## Текст для чтения
»»
Иногда это соотношение очень хрупкое, к примеру — в некоторых онкологических заболеваниях, когда 30% пациентов умирают от терапии и ее последствий, а не от самого новообразования. Но мы все равно идем на такой риск, потому что он дает шанс: если больной справится с терапией, то проживет дольше чем без неё.
Вакцина же даже приблизительно не сопоставима по тяжести потенциальных нежелательных последствий с онкологическими препаратами, а речь точно так же идет о жизни и смерти.
У нас, к сожалению, не опираются в построении информационных кампаний на элементарные математические аргументы о соотношении пользы и вреда. Например, заболеваемость в Англии выше, чем в России, а каждый второй заболевший — это вакцинированный. Плохо это или хорошо? При том факте, что в России по состоянию на середину июля умирало 5,01 человека в день на миллион жителей, а в Англии — 0,55. Почему так? А очень просто: у них заболевают вакцинированные, а у нас невакцинированные. Вакцина реально спасает жизни! Те, кто заболевают после вакцинации, переносят болезнь в более легкой форме. А те, кто не вакцинирован — госпитализация, реанимация. Смерть, смерть, смерть…
Но при этом масштабной информационной кампании с цифрами мы не видим. Потому что даже в коридорах власти сильно антивакцинальное движение.
— Как вы это объясняете?
««
[Данные для предсказания ограничивающих рамок]
»»
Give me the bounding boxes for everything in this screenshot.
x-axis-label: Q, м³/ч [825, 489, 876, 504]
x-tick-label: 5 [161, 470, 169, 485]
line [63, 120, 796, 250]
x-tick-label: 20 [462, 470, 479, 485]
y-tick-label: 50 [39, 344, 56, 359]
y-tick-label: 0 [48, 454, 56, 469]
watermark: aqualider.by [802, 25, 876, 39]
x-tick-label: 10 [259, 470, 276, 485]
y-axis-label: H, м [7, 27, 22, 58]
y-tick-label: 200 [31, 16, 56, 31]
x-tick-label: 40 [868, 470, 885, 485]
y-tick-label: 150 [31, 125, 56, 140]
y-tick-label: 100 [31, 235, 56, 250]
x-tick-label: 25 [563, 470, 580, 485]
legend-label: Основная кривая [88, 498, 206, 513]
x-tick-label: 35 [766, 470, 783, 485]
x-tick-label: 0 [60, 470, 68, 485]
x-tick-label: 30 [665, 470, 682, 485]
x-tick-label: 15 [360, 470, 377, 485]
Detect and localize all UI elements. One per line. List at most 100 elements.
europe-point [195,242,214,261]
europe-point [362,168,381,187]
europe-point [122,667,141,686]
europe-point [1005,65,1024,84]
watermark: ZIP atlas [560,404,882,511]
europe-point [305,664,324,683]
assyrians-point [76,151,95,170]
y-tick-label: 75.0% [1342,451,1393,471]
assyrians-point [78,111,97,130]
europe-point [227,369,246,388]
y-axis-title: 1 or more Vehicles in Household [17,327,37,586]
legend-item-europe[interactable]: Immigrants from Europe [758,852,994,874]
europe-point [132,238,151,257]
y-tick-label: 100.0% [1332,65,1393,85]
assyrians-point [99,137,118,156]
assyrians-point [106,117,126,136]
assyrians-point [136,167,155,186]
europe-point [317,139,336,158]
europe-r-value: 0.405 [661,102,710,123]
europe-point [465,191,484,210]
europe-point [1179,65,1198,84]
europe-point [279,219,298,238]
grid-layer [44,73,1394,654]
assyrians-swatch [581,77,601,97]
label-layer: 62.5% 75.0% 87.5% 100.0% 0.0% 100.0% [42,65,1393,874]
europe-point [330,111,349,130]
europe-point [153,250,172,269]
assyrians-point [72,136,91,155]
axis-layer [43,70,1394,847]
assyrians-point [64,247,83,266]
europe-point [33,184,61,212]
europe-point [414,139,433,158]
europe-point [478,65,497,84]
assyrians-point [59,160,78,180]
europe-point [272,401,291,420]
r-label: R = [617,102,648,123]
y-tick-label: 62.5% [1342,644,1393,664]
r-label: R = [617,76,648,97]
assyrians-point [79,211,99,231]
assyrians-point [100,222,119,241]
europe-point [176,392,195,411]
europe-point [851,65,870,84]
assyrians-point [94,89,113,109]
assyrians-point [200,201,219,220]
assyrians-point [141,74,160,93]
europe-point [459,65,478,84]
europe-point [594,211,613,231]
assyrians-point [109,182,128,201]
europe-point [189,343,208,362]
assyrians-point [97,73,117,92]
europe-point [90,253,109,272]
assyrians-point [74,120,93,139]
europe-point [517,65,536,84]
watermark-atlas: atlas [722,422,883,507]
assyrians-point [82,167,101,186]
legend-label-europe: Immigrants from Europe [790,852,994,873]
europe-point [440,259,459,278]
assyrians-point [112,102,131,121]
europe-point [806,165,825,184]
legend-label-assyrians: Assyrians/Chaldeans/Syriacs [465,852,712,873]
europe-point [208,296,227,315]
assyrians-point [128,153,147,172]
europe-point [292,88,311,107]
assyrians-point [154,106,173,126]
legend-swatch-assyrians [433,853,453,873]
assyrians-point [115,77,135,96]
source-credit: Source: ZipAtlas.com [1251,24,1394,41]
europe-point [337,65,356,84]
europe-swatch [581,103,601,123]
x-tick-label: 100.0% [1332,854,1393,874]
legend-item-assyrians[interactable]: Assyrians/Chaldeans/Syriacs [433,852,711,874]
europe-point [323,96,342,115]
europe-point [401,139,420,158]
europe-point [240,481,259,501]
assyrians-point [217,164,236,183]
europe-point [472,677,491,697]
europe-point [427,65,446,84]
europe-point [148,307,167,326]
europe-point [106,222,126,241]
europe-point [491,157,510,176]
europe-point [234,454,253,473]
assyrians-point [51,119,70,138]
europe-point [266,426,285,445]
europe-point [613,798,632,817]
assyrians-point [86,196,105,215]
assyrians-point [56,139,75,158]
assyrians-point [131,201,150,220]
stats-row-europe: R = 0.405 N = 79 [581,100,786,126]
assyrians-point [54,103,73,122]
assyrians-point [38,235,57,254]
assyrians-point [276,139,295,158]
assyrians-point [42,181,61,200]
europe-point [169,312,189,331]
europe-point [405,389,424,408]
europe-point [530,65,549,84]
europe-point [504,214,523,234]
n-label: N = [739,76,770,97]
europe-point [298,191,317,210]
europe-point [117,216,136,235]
««
## Задание
Перепишите без каких-либо изменений весь приведённый выше текст о соотношении пользы и вреда вакцинации.

## Решение задания
Иногда это соотношение очень хрупкое, к примеру — в некоторых онкологических заболеваниях, когда 30% пациентов умирают от терапии и ее последствий, а не от самого новообразования. Но мы все равно идем на такой риск, потому что он дает шанс: если больной справится с терапией, то проживет дольше чем без неё.
Вакцина же даже приблизительно не сопоставима по тяжести потенциальных нежелательных последствий с онкологическими препаратами, а речь точно так же идет о жизни и смерти.
У нас, к сожалению, не опираются в построении информационных кампаний на элементарные математические аргументы о соотношении пользы и вреда. Например, заболеваемость в Англии выше, чем в России, а каждый второй заболевший — это вакцинированный. Плохо это или хорошо? При том факте, что в России по состоянию на середину июля умирало 5,01 человека в день на миллион жителей, а в Англии — 0,55. Почему так? А очень просто: у них заболевают вакцинированные, а у нас невакцинированные. Вакцина реально спасает жизни! Те, кто заболевают после вакцинации, переносят болезнь в более легкой форме. А те, кто не вакцинирован — госпитализация, реанимация. Смерть, смерть, смерть…
Но при этом масштабной информационной кампании с цифрами мы не видим. Потому что даже в коридорах власти сильно антивакцинальное движение.
— Как вы это объясняете?